_MATERIAL SHOWN_
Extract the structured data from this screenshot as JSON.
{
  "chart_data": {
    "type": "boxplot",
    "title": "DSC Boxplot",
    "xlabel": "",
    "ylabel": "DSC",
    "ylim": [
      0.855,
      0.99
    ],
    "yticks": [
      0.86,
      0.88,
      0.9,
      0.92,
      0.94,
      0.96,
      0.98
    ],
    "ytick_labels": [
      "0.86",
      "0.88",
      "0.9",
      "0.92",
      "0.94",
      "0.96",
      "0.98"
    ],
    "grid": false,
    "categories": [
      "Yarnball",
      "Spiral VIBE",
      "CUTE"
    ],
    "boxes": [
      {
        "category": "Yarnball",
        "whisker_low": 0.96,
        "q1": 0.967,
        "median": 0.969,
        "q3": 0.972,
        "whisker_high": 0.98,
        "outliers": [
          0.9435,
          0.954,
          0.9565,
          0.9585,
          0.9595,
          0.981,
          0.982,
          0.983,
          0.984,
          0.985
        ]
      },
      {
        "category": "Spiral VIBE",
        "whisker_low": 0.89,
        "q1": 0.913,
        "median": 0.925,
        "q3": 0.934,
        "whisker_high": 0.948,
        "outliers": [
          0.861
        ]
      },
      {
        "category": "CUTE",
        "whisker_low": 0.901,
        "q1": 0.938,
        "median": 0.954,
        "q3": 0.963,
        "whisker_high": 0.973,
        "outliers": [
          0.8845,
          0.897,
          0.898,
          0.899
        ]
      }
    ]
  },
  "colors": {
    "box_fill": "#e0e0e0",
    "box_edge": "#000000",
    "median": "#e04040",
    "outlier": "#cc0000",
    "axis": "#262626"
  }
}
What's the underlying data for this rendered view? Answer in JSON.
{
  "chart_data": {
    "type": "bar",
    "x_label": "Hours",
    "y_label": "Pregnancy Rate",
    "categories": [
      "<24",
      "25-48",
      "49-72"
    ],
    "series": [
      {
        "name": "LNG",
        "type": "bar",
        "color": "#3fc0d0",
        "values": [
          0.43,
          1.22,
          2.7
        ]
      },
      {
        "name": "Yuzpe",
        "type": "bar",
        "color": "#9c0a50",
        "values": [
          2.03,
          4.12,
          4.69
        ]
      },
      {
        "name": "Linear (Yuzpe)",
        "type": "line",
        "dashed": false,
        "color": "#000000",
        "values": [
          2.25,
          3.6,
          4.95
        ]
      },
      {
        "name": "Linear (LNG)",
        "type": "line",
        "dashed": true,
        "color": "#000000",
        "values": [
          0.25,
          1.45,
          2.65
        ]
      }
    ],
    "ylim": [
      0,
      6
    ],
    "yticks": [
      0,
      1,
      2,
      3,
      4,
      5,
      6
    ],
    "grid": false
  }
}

_DESCRIPTION OF THE TASK_
Gather each line that holds "JSON".

_OUTPUT_
Extract the structured data from this screenshot as JSON.
What's the underlying data for this rendered view? Answer in JSON.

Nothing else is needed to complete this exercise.